• YOUR GOAL: Every line below that includes "name" counts toward the total. Report that total alone.

[Figure collection entries]
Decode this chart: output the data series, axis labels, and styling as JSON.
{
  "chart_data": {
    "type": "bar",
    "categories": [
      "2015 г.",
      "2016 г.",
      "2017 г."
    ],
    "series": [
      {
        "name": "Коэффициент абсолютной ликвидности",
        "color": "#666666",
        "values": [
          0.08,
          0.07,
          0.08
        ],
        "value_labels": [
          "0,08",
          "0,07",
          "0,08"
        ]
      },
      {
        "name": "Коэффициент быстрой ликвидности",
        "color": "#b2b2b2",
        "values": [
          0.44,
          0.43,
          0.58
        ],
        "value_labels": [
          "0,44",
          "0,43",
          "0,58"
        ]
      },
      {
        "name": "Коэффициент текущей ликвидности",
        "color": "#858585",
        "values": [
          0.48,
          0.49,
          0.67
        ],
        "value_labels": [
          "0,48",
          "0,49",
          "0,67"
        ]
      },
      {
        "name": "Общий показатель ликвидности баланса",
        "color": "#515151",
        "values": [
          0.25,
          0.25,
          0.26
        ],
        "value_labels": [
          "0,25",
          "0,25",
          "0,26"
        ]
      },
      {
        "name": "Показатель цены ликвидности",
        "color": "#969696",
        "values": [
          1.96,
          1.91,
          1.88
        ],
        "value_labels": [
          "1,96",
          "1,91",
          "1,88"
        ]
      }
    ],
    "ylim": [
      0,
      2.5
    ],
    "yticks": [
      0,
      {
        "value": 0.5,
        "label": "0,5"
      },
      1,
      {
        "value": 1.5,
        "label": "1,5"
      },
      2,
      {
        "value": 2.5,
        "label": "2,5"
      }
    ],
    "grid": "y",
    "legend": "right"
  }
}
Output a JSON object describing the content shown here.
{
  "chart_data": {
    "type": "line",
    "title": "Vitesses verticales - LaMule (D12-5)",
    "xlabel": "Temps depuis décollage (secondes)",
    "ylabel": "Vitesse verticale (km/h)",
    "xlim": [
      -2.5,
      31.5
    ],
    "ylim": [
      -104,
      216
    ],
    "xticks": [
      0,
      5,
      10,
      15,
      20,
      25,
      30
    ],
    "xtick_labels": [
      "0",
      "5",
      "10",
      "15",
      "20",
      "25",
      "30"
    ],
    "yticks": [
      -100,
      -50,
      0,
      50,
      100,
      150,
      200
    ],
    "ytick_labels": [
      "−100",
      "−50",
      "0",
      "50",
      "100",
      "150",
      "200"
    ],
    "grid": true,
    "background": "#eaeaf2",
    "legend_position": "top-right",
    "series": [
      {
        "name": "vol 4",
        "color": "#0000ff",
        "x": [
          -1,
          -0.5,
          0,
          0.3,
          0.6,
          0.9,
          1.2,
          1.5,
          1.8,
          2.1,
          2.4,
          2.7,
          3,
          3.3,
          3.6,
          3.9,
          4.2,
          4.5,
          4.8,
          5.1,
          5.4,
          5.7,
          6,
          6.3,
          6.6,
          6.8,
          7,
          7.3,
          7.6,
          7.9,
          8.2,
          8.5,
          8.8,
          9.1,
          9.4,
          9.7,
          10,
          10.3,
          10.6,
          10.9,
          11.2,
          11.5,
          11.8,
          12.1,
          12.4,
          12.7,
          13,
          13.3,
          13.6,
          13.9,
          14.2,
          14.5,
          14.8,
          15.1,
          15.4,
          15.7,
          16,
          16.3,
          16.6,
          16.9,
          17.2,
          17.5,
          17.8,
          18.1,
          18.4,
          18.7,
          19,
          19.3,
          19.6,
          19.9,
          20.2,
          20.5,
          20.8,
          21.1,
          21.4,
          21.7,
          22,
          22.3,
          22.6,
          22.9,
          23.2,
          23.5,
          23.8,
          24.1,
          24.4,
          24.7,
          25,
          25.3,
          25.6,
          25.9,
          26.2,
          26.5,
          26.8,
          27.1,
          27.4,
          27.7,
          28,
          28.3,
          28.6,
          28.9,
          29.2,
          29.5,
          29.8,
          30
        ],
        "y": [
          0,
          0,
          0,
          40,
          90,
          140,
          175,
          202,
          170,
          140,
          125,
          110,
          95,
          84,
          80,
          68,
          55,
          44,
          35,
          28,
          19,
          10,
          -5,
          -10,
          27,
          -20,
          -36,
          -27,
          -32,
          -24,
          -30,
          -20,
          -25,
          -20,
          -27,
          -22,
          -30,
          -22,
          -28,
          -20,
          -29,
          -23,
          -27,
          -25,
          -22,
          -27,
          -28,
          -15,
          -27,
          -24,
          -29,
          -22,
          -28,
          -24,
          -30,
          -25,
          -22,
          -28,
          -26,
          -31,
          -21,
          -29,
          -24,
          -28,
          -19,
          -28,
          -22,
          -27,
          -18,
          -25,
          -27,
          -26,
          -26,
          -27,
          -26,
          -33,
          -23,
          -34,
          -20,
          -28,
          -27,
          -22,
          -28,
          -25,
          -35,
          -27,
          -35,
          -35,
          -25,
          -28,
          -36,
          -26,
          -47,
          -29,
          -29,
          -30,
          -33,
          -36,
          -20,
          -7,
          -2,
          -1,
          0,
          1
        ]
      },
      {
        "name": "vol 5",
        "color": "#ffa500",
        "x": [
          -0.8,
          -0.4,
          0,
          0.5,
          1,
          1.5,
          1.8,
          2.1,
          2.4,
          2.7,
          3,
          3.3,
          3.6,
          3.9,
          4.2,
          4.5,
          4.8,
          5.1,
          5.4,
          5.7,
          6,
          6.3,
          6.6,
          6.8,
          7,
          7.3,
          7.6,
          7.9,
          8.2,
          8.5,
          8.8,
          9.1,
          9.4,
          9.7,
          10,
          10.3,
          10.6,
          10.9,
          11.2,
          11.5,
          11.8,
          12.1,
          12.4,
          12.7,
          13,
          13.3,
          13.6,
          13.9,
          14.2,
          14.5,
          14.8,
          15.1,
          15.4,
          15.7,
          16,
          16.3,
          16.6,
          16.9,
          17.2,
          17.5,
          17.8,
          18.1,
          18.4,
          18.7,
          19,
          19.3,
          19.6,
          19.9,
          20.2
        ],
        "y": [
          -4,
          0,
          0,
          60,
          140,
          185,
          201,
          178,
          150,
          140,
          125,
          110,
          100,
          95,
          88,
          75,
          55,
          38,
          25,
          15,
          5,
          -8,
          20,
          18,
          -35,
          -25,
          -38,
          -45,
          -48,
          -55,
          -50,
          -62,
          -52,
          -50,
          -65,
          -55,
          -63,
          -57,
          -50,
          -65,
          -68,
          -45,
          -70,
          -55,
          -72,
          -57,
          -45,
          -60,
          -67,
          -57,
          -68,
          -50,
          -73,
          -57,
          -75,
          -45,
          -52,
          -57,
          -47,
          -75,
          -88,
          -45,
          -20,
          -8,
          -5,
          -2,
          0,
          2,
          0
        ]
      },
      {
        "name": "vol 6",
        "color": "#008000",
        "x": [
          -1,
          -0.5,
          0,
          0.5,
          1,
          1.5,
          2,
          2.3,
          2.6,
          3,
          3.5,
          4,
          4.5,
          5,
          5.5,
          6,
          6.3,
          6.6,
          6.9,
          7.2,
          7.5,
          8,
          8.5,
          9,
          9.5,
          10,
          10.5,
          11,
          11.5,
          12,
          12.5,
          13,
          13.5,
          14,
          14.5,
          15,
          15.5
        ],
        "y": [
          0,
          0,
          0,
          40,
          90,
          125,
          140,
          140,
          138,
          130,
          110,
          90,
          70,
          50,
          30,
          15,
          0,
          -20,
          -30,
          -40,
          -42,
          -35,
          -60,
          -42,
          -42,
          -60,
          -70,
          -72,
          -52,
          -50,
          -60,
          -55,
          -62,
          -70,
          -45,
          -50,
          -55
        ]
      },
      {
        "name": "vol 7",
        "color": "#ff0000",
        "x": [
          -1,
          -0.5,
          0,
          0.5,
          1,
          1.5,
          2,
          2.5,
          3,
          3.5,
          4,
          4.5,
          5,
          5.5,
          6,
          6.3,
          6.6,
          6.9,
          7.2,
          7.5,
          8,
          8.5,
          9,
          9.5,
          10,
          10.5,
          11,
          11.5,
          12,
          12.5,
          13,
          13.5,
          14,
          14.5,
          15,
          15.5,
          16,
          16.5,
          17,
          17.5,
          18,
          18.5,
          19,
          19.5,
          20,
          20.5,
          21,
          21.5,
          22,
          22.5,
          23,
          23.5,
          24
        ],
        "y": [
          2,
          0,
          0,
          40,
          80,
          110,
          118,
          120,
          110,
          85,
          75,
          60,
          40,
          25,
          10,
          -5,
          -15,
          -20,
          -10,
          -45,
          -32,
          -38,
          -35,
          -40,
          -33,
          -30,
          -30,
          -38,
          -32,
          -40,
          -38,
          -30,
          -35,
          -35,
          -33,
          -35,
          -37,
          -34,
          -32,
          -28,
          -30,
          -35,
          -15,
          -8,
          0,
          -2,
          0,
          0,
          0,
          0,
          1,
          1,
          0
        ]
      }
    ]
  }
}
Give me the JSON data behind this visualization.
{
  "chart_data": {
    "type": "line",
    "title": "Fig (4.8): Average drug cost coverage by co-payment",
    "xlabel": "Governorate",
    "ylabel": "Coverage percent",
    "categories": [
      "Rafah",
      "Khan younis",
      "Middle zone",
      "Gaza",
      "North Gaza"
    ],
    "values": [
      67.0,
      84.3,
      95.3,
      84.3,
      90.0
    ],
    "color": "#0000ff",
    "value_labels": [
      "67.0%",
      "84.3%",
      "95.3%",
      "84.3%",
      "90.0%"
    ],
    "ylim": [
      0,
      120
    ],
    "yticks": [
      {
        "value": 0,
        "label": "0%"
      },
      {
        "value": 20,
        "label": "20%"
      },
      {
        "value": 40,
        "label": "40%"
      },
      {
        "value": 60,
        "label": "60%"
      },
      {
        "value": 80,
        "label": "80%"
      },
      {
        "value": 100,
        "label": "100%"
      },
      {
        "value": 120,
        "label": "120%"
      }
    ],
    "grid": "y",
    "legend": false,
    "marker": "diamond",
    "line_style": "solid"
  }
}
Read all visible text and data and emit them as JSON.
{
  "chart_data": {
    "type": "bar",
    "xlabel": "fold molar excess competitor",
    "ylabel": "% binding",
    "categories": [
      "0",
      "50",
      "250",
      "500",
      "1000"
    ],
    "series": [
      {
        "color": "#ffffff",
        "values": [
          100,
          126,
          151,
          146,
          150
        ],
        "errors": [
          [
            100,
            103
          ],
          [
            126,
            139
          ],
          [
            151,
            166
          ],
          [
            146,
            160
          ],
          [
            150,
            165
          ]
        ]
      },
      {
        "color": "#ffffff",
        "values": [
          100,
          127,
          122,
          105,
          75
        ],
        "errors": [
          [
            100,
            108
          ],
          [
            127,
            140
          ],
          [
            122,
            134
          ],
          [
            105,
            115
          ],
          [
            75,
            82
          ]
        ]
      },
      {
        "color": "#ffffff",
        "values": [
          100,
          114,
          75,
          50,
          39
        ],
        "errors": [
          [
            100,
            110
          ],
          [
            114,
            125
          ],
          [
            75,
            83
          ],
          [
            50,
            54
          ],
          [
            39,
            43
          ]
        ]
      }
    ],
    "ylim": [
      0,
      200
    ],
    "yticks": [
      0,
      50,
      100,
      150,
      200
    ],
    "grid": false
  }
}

• OUTPUT: 9